元の文章:

◆ ◆ ◆ ◆ ◆

Perl のリスト操作を Ruby 風に

Perl の言語組み込みのリスト操作は関数形式で、push(@array, 1, 2) のような記述になります。一つのリストに対して複数の操作をしたい場合などは、関数呼び出しを複数行にわたって書いていくことになり、少々面倒です。しかし Perl は、Perl のリスト実装である配列のリファレンスに bless してメソッドを定義したクラスを作ることができます。この独自に定義したクラスにプリミティブな操作を加えていって、Ruby のように連続したメソッドの呼び出しによるリスト操作を実現することが可能です。

ここでは List::RubyLike という配列クラスを作成します。まずは手始めに配列に bless して、size() メソッドが呼び出せるようにします。以下のようになります。

package List::RubyLike;
use strict;
use warnings;

sub new {
    my ($self, @list) = @_;
    my $class = ref $self || $self;
    bless \@list, $class;
}

sub size {
    my $self = shift;
    scalar @$self;
}

1;

このクラスで以下のテストが通ります。

my $list = List::RubyLike->new;

isa_ok $list, 'List::RubyLike';
is $list->size, 0;

このクラスに付け加える形で、リストに対する基本操作である push() と join() を実装します。

◆ ◆ ◆ ◆ ◆

抽出した行:

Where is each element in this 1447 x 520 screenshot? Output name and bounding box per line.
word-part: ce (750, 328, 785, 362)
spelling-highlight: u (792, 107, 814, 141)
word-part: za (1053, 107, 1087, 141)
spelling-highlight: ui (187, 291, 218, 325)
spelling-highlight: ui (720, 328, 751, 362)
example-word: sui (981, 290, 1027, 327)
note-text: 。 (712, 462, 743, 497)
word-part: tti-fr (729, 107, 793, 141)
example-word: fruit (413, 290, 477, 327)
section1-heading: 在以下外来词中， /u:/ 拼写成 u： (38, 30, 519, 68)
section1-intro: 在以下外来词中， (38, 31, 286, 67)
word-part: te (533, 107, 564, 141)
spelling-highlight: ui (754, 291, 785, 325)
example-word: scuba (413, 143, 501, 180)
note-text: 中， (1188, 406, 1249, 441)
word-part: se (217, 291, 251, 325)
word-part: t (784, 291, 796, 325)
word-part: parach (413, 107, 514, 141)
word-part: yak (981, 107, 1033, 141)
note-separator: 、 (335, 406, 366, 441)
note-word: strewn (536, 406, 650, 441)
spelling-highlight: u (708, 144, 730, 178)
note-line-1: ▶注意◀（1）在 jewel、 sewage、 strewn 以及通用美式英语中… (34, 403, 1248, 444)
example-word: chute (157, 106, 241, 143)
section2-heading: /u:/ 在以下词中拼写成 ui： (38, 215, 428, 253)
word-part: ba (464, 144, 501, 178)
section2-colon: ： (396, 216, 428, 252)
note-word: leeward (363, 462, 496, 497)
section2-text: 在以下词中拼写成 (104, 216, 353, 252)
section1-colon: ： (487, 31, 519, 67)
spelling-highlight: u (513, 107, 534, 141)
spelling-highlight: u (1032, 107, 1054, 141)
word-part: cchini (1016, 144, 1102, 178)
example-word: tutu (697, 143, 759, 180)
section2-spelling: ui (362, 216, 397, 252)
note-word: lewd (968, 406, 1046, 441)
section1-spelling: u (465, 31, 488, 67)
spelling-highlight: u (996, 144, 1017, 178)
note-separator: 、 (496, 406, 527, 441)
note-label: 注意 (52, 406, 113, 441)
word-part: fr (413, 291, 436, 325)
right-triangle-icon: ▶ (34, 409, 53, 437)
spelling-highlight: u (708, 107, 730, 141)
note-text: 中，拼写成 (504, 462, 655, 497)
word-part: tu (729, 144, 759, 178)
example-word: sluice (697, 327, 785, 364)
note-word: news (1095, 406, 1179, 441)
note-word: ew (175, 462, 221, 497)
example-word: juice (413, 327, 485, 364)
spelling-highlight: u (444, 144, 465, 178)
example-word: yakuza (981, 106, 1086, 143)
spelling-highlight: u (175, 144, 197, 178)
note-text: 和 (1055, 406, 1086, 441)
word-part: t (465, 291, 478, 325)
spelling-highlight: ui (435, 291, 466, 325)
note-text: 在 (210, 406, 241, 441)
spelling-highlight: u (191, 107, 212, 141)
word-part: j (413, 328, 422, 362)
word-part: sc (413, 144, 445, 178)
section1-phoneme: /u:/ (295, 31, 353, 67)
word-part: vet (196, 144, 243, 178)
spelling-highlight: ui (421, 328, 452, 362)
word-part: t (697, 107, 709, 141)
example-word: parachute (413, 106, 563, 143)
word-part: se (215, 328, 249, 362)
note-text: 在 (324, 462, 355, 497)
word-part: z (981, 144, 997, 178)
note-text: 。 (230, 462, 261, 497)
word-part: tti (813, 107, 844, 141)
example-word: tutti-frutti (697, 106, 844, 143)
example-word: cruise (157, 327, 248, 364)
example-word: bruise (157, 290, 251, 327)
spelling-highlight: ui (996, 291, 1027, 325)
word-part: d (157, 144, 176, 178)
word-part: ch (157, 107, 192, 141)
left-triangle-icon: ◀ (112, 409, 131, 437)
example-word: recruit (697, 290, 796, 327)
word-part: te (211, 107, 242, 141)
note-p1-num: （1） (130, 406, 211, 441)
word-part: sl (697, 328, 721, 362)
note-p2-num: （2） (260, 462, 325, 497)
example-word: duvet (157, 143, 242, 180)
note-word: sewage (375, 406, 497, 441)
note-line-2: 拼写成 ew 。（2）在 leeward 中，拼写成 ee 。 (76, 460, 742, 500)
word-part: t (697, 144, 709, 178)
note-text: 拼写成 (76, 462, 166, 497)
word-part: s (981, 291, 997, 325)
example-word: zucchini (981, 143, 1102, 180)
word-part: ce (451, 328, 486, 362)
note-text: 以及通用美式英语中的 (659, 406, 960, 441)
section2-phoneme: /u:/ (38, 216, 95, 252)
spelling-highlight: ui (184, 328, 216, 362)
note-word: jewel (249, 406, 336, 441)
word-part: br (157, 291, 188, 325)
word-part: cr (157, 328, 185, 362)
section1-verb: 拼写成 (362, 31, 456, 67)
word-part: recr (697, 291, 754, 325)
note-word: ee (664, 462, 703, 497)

◆ ◆ ◆ ◆ ◆

進め方:
Perl のリスト操作を Ruby 風にする文章の最後の文を受けて、その続きを書き継ぐこと。

解答例:
package List::RubyLike;
use strict;
use warnings;
use Params::Validate qw/:all/;

sub new {
    my ($self, @list) = @_;
    my $class = ref $self || $self;
    bless \@list, $class;
}

sub size {
    my $self = shift;
    scalar @$self;
}

sub push {
    my ($self, @list) = @_;
    CORE::push @$self, @list;
    $self;
}

sub join {
    my ($self, $delimiter) = validate_pos(@_, 1, { type => SCALAR });
    join $delimiter, @$self;
}

1;

push が $self を返却しているので、push の返り値には続けて List::RubyLike のメソッドを呼び出すことができます。

これで以下のテストが通ります。push して join と呼び出しが繋がっているところに注目してください。

$list->push(1, 2);
is $list->size, 2;
is $list->push(3)->join(','), '1,2,3';

同様にメソッドを追加していくことで様々なリスト操作が可能になるでしょう。例えば

is $list->push(3)->collect(sub { $_ * $_ })->reduce(sub { $_[0] + $_[1] }), 14;

というように、リストの各要素の自乗を collect (map) で集めて、recduce() でその合計とする、というような式もワンライナーで記述できるようにしたいところです。必要なメソッドを追加していきます。さらに

my $list = list(1, 2)

と、リストの作成を List::RubyLike->new ではなく list() と手軽に行えるようにします。実装は以下のようになります。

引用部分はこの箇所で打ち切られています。